Stated task a:
Condense the paragraph of the court opinion that begins "Presently before the Court" into a shorter version that keeps its main facts.

Source excerpt:
--- begin ---

UNITED STATES DISTRICT COURT FOR THE EASTERN DISTRICT OF NEW YORK


June 12, 1996

GERARD O'HARA and LISA O'HARA, Plaintiffs, against WEEKS MARINE, INC. and COLLAZO CONTRACTORS INC., Defendants.

The opinion of the court was delivered by: GLASSER

MEMORANDUM and ORDER

 GLASSER, United States District Judge:

 SUMMARY

 Plaintiffs Gerard O'Hara and Lisa O'Hara have brought this suit under the Jones Act, 46 U.S.C. App. 688 et seq., the general maritime law, and the Longshore and Harbor Workers' Compensation Act, 33 U.S.C. ยง 901 et seq., for injuries sustained by Gerald O'Hara ("O'Hara") while performing work at the Staten Island Ferry pier on September 17, 1991. On that date, O'Hara was employed by defendant Collazo Contractors, a subcontractor of defendant Weeks Marine engaged in rebuilding, restoring, and repairing the stone bulkheads and timber piles on the Staten Island wharfs. Weeks Marine 3(g) Statement PP 1-3.

 Presently before the Court is Weeks Marine's motion for summary judgment on plaintiffs' Jones Act claims, on the grounds that O'Hara does not meet the definition of a "seaman" on a "vessel in navigation" as required to recover under this Act. *fn1" The Court heard oral argument on this motion on December 22, 1995, but, at the suggestion of counsel, reserved decision pending the Second Circuit's opinion in a similar case, Tonnesen v. Yonkers Contracting Co., 82 F.3d 30 (2d Cir. 1996). The recent decision in Tonnesen informs resolution of this motion.

--- end ---

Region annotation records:
--- begin ---

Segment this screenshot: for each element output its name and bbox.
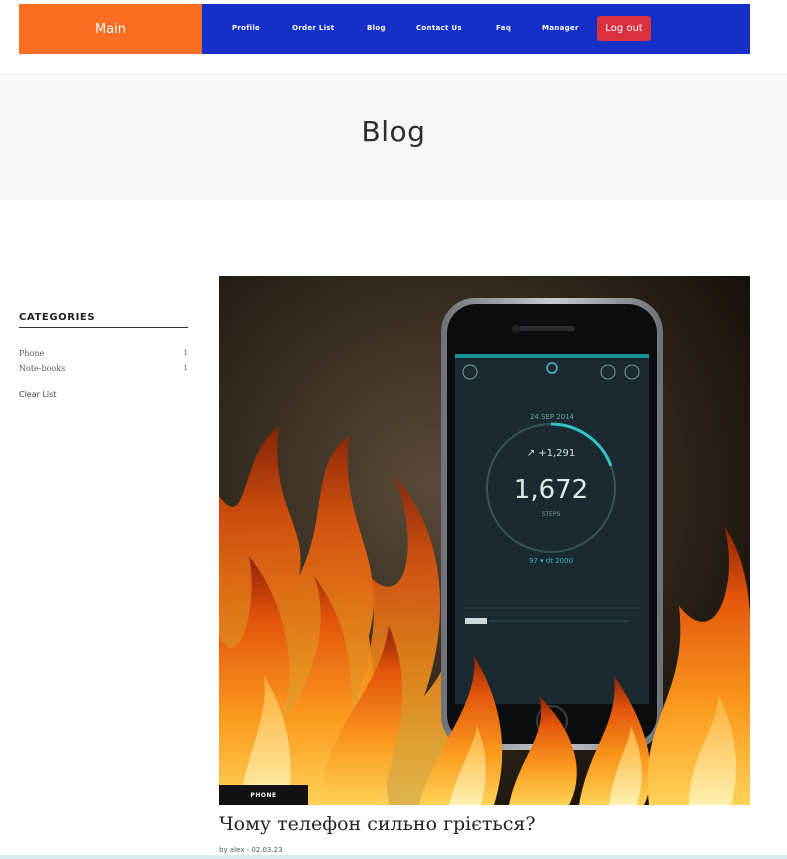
post-featured-image[interactable]: 24 SEP 2014 ↗ +1,291 1,672 STEPS 97 ▾ dt…	[219, 276, 750, 805]
screen-steps-value: 1,672	[514, 475, 588, 505]
page-title: Blog	[361, 115, 426, 148]
category-label: Note-books	[19, 364, 66, 373]
screen-goal: 97 ▾ dt 2000	[529, 557, 573, 565]
post-title[interactable]: Чому телефон сильно гріється?	[219, 813, 536, 835]
clear-list-link[interactable]: Clear List	[19, 390, 188, 399]
category-list: Phone 1 Note-books 1	[19, 346, 188, 376]
nav-link-profile[interactable]: Profile	[232, 24, 260, 32]
category-item-phone[interactable]: Phone 1	[19, 346, 188, 361]
post-category-badge[interactable]: PHONE	[219, 785, 308, 805]
nav-link-blog[interactable]: Blog	[367, 24, 386, 32]
nav-link-order-list[interactable]: Order List	[292, 24, 334, 32]
screen-delta: ↗ +1,291	[527, 448, 576, 459]
nav-main-link[interactable]: Main	[19, 4, 202, 54]
nav-link-manager[interactable]: Manager	[542, 24, 579, 32]
category-count: 1	[183, 349, 188, 357]
bottom-divider	[0, 855, 787, 859]
page-title-banner: Blog	[0, 73, 787, 200]
category-item-note-books[interactable]: Note-books 1	[19, 361, 188, 376]
post-meta: by alex - 02.03.23	[219, 846, 283, 854]
top-nav-bar: Profile Order List Blog Contact Us Faq M…	[202, 4, 750, 54]
category-count: 1	[183, 364, 188, 372]
screen-date: 24 SEP 2014	[530, 413, 575, 421]
category-label: Phone	[19, 349, 45, 358]
nav-link-contact-us[interactable]: Contact Us	[416, 24, 462, 32]
logout-button[interactable]: Log out	[597, 16, 651, 41]
screen-steps-label: STEPS	[542, 511, 561, 518]
nav-link-faq[interactable]: Faq	[496, 24, 511, 32]
categories-heading: CATEGORIES	[19, 312, 188, 328]
sidebar: CATEGORIES Phone 1 Note-books 1 Clear Li…	[19, 312, 188, 399]
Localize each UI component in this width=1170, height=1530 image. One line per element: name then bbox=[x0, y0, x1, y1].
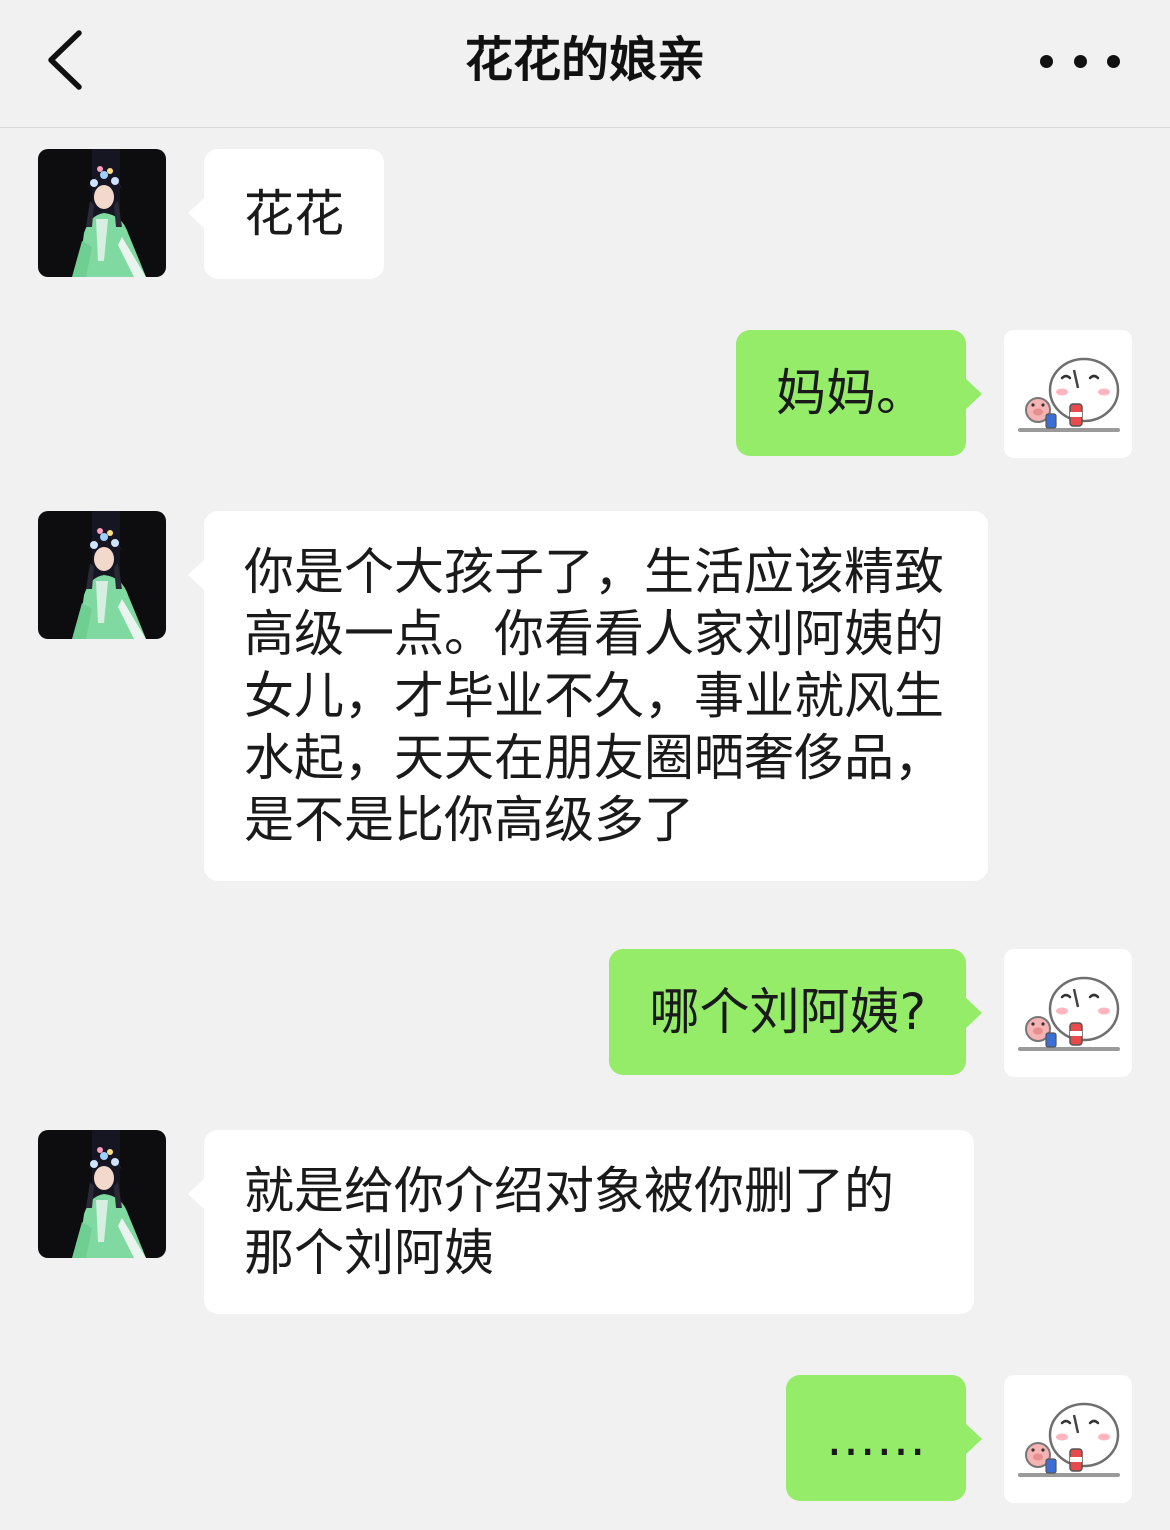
message-text: 妈妈。 bbox=[776, 364, 926, 422]
avatar[interactable] bbox=[1004, 1375, 1132, 1503]
message-bubble-outgoing[interactable]: …… bbox=[786, 1375, 982, 1501]
avatar[interactable] bbox=[38, 511, 166, 639]
chat-header: 花花的娘亲 bbox=[0, 0, 1170, 128]
message-bubble-incoming[interactable]: 就是给你介绍对象被你删了的那个刘阿姨 bbox=[188, 1130, 974, 1314]
opera-performer-avatar-icon bbox=[38, 149, 166, 277]
chat-title: 花花的娘亲 bbox=[464, 32, 705, 88]
more-dots-icon bbox=[1107, 54, 1120, 68]
message-text: 你是个大孩子了，生活应该精致高级一点。你看看人家刘阿姨的女儿，才毕业不久，事业就… bbox=[244, 543, 944, 849]
opera-performer-avatar-icon bbox=[38, 1130, 166, 1258]
more-dots-icon bbox=[1040, 54, 1053, 68]
avatar[interactable] bbox=[38, 1130, 166, 1258]
message-text: 花花 bbox=[244, 185, 344, 243]
message-bubble-incoming[interactable]: 你是个大孩子了，生活应该精致高级一点。你看看人家刘阿姨的女儿，才毕业不久，事业就… bbox=[188, 511, 988, 881]
message-text: 哪个刘阿姨? bbox=[649, 983, 926, 1041]
cartoon-bun-avatar-icon bbox=[1004, 330, 1132, 458]
cartoon-bun-avatar-icon bbox=[1004, 1375, 1132, 1503]
message-bubble-outgoing[interactable]: 妈妈。 bbox=[736, 330, 982, 456]
cartoon-bun-avatar-icon bbox=[1004, 949, 1132, 1077]
avatar[interactable] bbox=[38, 149, 166, 277]
message-text: …… bbox=[826, 1409, 926, 1467]
opera-performer-avatar-icon bbox=[38, 511, 166, 639]
more-button[interactable] bbox=[1040, 38, 1120, 84]
more-dots-icon bbox=[1073, 54, 1087, 68]
message-bubble-incoming[interactable]: 花花 bbox=[188, 149, 384, 279]
message-text: 就是给你介绍对象被你删了的那个刘阿姨 bbox=[244, 1162, 894, 1282]
avatar[interactable] bbox=[1004, 949, 1132, 1077]
avatar[interactable] bbox=[1004, 330, 1132, 458]
message-bubble-outgoing[interactable]: 哪个刘阿姨? bbox=[609, 949, 982, 1075]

--- end ---

Stated task b:
In the entries, starting with the line with "message-text: 妈妈。 bbox=[776, 364, 926, 422]" and going on through the line with "message-text: 花花 bbox=[244, 185, 344, 243]", substitute "ellipsis-icon" for "more-dots-icon" and give back only those lines.

Result a:
Weeks Marine has moved for summary judgment on the plaintiffs' Jones Act claims, arguing that O'Hara is not a "seaman" on a "vessel in navigation" as the Act requires. The Court heard oral argument on December 22, 1995. At counsel's suggestion, it reserved decision until the Second Circuit ruled in a similar case, Tonnesen v. Yonkers Contracting Co., 82 F.3d 30 (2d Cir. 1996). That recent decision now informs the resolution of the motion.

Result b:
message-text: 妈妈。 bbox=[776, 364, 926, 422]
avatar[interactable] bbox=[1004, 1375, 1132, 1503]
message-bubble-outgoing[interactable]: …… bbox=[786, 1375, 982, 1501]
avatar[interactable] bbox=[38, 511, 166, 639]
chat-header: 花花的娘亲 bbox=[0, 0, 1170, 128]
message-bubble-incoming[interactable]: 就是给你介绍对象被你删了的那个刘阿姨 bbox=[188, 1130, 974, 1314]
opera-performer-avatar-icon bbox=[38, 149, 166, 277]
chat-title: 花花的娘亲 bbox=[464, 32, 705, 88]
ellipsis-icon bbox=[1107, 54, 1120, 68]
message-text: 你是个大孩子了，生活应该精致高级一点。你看看人家刘阿姨的女儿，才毕业不久，事业就… bbox=[244, 543, 944, 849]
opera-performer-avatar-icon bbox=[38, 1130, 166, 1258]
ellipsis-icon bbox=[1040, 54, 1053, 68]
avatar[interactable] bbox=[38, 1130, 166, 1258]
message-text: 花花 bbox=[244, 185, 344, 243]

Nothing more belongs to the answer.